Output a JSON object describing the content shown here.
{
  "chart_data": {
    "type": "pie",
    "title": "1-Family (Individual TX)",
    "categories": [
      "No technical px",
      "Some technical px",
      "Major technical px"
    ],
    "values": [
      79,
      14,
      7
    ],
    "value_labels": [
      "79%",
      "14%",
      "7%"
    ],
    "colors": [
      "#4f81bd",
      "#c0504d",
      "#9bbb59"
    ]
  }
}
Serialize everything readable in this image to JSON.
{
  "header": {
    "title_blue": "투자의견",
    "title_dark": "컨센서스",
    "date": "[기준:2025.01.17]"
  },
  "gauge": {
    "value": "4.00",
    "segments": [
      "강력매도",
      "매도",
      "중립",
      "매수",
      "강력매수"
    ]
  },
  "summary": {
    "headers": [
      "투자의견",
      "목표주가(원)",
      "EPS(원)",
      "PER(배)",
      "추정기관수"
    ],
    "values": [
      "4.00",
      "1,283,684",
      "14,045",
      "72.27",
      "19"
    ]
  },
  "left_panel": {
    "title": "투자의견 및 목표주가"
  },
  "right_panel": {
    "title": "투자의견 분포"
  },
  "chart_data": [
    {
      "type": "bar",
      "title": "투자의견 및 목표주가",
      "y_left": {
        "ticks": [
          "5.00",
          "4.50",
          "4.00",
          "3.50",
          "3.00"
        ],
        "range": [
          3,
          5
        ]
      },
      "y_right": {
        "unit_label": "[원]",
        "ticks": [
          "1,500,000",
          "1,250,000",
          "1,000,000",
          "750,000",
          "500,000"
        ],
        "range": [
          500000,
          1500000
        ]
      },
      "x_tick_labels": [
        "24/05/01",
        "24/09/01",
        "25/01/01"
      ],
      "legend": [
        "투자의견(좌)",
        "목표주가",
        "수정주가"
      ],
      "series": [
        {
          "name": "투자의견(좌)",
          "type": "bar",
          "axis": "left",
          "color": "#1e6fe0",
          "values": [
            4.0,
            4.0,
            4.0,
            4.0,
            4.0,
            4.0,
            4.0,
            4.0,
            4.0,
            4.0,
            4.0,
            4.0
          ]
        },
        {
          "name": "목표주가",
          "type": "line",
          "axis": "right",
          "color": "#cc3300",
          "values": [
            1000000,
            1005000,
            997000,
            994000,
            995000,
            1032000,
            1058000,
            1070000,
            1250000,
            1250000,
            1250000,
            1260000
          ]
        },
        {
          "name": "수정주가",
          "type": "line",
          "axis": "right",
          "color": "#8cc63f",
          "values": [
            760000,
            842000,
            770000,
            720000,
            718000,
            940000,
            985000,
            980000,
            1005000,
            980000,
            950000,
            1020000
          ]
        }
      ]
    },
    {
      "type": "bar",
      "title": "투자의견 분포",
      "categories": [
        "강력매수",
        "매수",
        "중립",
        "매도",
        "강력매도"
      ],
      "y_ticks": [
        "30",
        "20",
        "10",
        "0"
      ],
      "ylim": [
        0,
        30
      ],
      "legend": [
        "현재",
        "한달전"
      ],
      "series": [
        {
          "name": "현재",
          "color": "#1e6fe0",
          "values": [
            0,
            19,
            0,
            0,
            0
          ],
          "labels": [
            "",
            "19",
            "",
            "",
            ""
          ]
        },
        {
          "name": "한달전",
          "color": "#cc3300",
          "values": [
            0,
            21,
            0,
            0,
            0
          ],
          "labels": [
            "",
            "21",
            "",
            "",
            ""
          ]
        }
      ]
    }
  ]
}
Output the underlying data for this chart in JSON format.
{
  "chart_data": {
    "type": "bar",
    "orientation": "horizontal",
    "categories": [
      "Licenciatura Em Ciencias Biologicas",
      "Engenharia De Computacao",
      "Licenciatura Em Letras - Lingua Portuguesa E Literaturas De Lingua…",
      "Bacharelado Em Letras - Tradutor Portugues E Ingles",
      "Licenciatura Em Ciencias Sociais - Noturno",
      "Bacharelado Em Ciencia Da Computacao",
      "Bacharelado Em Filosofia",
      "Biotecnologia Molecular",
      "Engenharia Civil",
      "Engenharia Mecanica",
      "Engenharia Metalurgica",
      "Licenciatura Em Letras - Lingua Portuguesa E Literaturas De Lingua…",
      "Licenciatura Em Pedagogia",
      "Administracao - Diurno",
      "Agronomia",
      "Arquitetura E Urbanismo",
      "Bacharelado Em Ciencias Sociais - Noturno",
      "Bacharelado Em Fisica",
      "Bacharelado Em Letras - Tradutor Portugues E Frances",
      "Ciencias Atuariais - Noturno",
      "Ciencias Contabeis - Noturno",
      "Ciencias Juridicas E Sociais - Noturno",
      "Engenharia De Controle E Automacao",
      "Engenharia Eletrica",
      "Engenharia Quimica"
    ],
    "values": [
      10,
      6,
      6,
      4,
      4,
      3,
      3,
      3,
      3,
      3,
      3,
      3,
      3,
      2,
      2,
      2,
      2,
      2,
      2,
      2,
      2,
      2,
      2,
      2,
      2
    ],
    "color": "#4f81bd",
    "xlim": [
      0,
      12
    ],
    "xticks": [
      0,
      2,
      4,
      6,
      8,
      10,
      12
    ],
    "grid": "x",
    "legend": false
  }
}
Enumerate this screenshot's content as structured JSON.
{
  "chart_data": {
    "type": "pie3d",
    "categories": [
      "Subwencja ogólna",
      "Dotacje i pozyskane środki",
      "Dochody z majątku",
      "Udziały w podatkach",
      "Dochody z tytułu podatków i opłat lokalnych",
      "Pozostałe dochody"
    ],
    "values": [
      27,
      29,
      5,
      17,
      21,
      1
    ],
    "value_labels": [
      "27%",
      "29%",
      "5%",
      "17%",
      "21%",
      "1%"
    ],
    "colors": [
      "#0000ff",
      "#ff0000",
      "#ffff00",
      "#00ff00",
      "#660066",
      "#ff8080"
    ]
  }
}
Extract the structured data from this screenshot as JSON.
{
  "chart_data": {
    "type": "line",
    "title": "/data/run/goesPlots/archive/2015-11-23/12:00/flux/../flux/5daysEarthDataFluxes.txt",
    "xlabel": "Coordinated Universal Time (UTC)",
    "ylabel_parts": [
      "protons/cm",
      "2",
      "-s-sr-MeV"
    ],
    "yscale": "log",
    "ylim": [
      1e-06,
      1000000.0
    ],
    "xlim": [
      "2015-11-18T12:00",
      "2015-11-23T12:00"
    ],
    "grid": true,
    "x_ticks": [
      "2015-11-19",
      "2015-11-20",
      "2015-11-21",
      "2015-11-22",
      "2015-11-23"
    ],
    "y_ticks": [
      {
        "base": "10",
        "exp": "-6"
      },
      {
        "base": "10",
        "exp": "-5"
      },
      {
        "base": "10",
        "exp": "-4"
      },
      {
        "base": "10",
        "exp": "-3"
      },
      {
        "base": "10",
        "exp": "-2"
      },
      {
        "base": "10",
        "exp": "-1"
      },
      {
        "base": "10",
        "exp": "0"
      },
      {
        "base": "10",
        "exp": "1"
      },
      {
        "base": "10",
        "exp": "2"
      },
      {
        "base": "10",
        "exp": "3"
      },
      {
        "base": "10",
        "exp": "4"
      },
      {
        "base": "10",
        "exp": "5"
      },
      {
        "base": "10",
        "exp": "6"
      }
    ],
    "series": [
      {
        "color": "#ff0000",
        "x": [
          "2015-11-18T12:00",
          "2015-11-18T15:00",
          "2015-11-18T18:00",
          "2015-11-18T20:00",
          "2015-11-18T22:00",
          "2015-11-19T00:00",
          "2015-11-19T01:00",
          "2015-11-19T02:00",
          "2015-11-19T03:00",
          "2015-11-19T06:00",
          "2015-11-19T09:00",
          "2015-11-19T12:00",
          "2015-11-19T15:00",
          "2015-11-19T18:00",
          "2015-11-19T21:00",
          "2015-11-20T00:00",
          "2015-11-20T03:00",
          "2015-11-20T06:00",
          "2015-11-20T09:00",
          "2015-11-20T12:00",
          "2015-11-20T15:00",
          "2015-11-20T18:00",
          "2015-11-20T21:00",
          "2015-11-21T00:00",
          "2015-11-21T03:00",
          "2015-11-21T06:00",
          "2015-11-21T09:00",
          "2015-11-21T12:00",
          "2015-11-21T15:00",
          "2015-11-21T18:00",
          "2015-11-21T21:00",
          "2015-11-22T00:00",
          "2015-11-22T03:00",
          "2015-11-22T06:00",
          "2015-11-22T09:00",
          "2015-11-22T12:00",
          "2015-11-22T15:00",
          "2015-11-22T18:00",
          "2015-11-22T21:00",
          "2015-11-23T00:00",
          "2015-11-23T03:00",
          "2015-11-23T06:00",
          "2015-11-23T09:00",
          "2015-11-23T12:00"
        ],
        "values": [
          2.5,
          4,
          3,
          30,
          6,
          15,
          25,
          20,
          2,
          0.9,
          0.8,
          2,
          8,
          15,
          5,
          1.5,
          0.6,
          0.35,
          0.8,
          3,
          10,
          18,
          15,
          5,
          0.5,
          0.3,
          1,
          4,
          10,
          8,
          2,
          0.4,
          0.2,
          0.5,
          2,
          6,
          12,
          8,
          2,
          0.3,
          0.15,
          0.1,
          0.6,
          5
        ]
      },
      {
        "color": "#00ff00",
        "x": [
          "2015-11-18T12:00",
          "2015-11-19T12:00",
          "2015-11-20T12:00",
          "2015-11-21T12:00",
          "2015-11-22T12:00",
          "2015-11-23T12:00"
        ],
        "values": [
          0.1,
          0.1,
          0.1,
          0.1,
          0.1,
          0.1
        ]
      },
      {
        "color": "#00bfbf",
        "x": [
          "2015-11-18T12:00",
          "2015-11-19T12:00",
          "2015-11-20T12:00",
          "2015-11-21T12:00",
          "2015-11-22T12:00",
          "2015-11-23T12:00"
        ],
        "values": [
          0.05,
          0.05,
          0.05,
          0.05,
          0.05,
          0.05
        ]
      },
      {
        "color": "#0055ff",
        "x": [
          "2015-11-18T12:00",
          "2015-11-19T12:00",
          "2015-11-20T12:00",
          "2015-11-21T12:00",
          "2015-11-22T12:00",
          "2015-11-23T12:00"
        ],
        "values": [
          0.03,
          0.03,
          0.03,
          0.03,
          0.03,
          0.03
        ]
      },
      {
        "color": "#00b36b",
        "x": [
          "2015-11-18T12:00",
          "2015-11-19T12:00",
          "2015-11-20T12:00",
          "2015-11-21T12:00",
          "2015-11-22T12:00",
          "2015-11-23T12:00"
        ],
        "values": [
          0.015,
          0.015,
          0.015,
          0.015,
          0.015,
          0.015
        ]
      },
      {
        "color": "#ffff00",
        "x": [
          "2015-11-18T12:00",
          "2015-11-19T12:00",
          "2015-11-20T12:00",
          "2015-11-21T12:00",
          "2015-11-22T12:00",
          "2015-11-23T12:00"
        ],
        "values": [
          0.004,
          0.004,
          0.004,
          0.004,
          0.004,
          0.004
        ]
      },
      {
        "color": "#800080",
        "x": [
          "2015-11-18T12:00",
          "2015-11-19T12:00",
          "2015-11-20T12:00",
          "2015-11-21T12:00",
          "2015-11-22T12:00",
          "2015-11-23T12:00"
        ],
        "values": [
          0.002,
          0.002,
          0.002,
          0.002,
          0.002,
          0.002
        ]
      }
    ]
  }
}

__________

_WHAT YOU WILL DO:_ Indicate how many lines of the material contain the string "technical", giving the number and nothing more.

_EXERCISE OUTPUT:_ 3